Please give the data below again in full, exactly as it stands.

Stored data entries
◆ ◆ ◆ ◆ ◆ ◆ ◆

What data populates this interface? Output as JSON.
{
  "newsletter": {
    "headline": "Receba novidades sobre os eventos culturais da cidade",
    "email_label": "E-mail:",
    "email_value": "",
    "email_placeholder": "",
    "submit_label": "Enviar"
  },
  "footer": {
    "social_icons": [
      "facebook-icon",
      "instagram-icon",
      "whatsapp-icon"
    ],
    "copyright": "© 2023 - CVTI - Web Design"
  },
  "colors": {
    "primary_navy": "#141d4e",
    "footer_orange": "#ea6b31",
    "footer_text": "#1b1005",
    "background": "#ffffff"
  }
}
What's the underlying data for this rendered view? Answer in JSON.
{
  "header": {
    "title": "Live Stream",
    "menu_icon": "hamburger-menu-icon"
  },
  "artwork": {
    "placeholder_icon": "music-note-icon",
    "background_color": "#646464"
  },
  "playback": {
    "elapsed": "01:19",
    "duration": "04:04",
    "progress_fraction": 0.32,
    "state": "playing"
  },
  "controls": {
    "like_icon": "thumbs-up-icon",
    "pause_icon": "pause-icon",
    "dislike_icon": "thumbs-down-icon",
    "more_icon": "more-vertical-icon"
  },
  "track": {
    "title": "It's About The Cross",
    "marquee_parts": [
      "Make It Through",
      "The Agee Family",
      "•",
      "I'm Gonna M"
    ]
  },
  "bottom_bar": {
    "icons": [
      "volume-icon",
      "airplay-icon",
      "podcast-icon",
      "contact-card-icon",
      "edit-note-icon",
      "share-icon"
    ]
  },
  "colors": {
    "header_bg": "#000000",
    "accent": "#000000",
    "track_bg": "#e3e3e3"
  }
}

◆ ◆ ◆ ◆ ◆ ◆ ◆

Right answer:
What data populates this interface? Output as JSON.
{
  "newsletter": {
    "headline": "Receba novidades sobre os eventos culturais da cidade",
    "email_label": "E-mail:",
    "email_value": "",
    "email_placeholder": "",
    "submit_label": "Enviar"
  },
  "footer": {
    "social_icons": [
      "facebook-icon",
      "instagram-icon",
      "whatsapp-icon"
    ],
    "copyright": "© 2023 - CVTI - Web Design"
  },
  "colors": {
    "primary_navy": "#141d4e",
    "footer_orange": "#ea6b31",
    "footer_text": "#1b1005",
    "background": "#ffffff"
  }
}
What's the underlying data for this rendered view? Answer in JSON.
{
  "header": {
    "title": "Live Stream",
    "menu_icon": "hamburger-menu-icon"
  },
  "artwork": {
    "placeholder_icon": "music-note-icon",
    "background_color": "#646464"
  },
  "playback": {
    "elapsed": "01:19",
    "duration": "04:04",
    "progress_fraction": 0.32,
    "state": "playing"
  },
  "controls": {
    "like_icon": "thumbs-up-icon",
    "pause_icon": "pause-icon",
    "dislike_icon": "thumbs-down-icon",
    "more_icon": "more-vertical-icon"
  },
  "track": {
    "title": "It's About The Cross",
    "marquee_parts": [
      "Make It Through",
      "The Agee Family",
      "•",
      "I'm Gonna M"
    ]
  },
  "bottom_bar": {
    "icons": [
      "volume-icon",
      "airplay-icon",
      "podcast-icon",
      "contact-card-icon",
      "edit-note-icon",
      "share-icon"
    ]
  },
  "colors": {
    "header_bg": "#000000",
    "accent": "#000000",
    "track_bg": "#e3e3e3"
  }
}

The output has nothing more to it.